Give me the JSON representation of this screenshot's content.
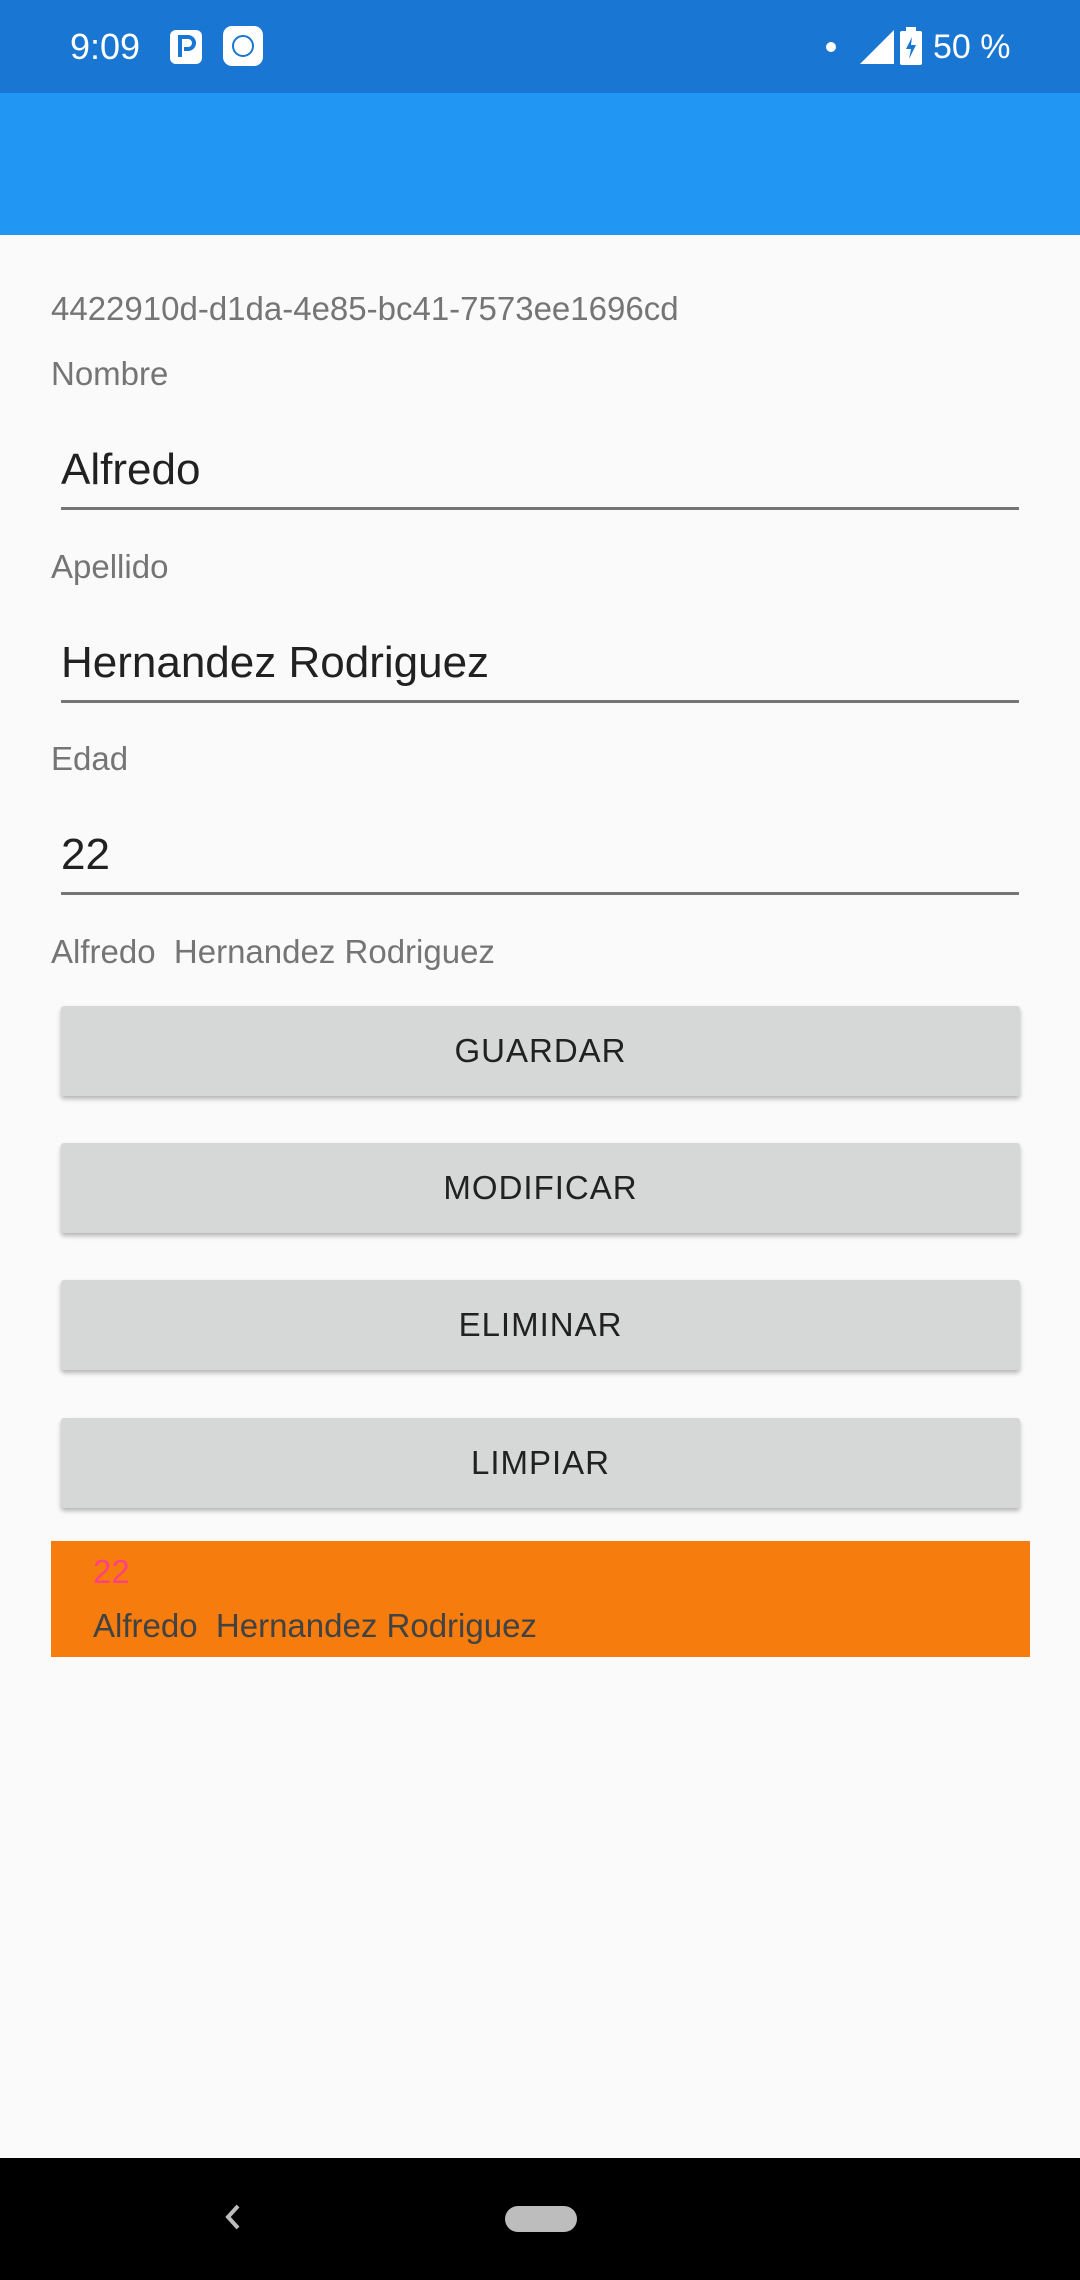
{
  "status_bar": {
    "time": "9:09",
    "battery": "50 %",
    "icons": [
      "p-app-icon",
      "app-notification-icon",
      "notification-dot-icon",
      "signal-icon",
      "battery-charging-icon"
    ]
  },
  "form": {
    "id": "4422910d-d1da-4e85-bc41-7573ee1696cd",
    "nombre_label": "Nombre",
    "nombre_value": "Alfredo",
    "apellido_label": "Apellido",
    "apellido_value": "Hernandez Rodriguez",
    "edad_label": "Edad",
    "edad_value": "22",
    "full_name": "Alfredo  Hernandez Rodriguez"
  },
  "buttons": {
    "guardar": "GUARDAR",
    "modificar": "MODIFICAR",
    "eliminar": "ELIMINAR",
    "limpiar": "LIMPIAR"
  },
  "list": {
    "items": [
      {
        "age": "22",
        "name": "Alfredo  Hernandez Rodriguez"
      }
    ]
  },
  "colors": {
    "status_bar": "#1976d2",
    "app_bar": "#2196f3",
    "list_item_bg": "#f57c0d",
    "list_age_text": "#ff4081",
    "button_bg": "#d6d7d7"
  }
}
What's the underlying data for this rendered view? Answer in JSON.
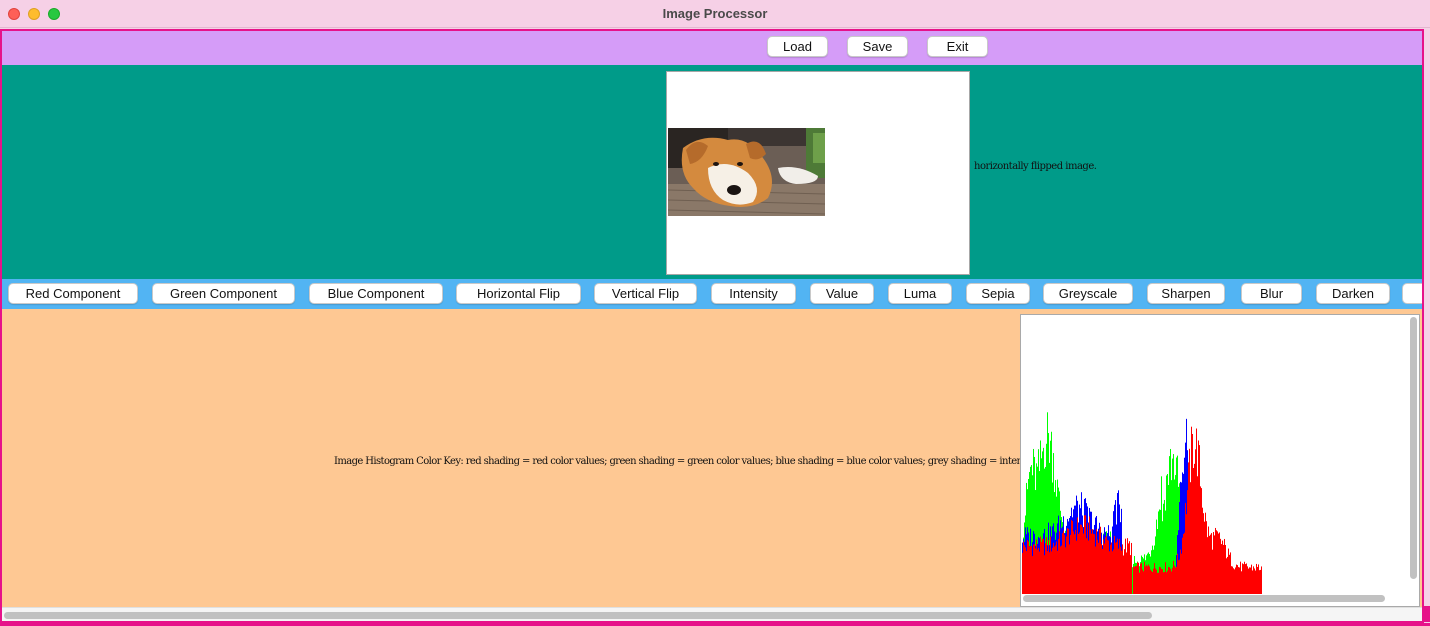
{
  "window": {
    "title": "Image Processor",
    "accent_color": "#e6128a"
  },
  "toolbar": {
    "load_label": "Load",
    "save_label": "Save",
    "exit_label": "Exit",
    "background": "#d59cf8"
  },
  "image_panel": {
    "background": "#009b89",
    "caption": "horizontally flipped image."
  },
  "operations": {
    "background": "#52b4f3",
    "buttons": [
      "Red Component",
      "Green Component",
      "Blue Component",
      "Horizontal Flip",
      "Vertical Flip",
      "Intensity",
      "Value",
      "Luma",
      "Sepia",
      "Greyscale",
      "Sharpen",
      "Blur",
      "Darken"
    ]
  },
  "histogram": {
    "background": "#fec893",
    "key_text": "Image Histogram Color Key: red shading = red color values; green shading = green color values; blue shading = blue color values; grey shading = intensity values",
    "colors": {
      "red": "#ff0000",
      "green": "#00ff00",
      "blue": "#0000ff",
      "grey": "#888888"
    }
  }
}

• _The task_
Reproduce the data above in full, exactly as it is, with the pictures left out.

• _Output of the task_
Give me the JSON representation of this screenshot's content.
{
  "status_bar": {
    "time": "9:09",
    "battery": "50 %",
    "icons": [
      "p-app-icon",
      "app-notification-icon",
      "notification-dot-icon",
      "signal-icon",
      "battery-charging-icon"
    ]
  },
  "form": {
    "id": "4422910d-d1da-4e85-bc41-7573ee1696cd",
    "nombre_label": "Nombre",
    "nombre_value": "Alfredo",
    "apellido_label": "Apellido",
    "apellido_value": "Hernandez Rodriguez",
    "edad_label": "Edad",
    "edad_value": "22",
    "full_name": "Alfredo  Hernandez Rodriguez"
  },
  "buttons": {
    "guardar": "GUARDAR",
    "modificar": "MODIFICAR",
    "eliminar": "ELIMINAR",
    "limpiar": "LIMPIAR"
  },
  "list": {
    "items": [
      {
        "age": "22",
        "name": "Alfredo  Hernandez Rodriguez"
      }
    ]
  },
  "colors": {
    "status_bar": "#1976d2",
    "app_bar": "#2196f3",
    "list_item_bg": "#f57c0d",
    "list_age_text": "#ff4081",
    "button_bg": "#d6d7d7"
  }
}
What's the underlying data for this rendered view? Answer in JSON.
{
  "window": {
    "title": "Image Processor",
    "accent_color": "#e6128a"
  },
  "toolbar": {
    "load_label": "Load",
    "save_label": "Save",
    "exit_label": "Exit",
    "background": "#d59cf8"
  },
  "image_panel": {
    "background": "#009b89",
    "caption": "horizontally flipped image."
  },
  "operations": {
    "background": "#52b4f3",
    "buttons": [
      "Red Component",
      "Green Component",
      "Blue Component",
      "Horizontal Flip",
      "Vertical Flip",
      "Intensity",
      "Value",
      "Luma",
      "Sepia",
      "Greyscale",
      "Sharpen",
      "Blur",
      "Darken"
    ]
  },
  "histogram": {
    "background": "#fec893",
    "key_text": "Image Histogram Color Key: red shading = red color values; green shading = green color values; blue shading = blue color values; grey shading = intensity values",
    "colors": {
      "red": "#ff0000",
      "green": "#00ff00",
      "blue": "#0000ff",
      "grey": "#888888"
    }
  }
}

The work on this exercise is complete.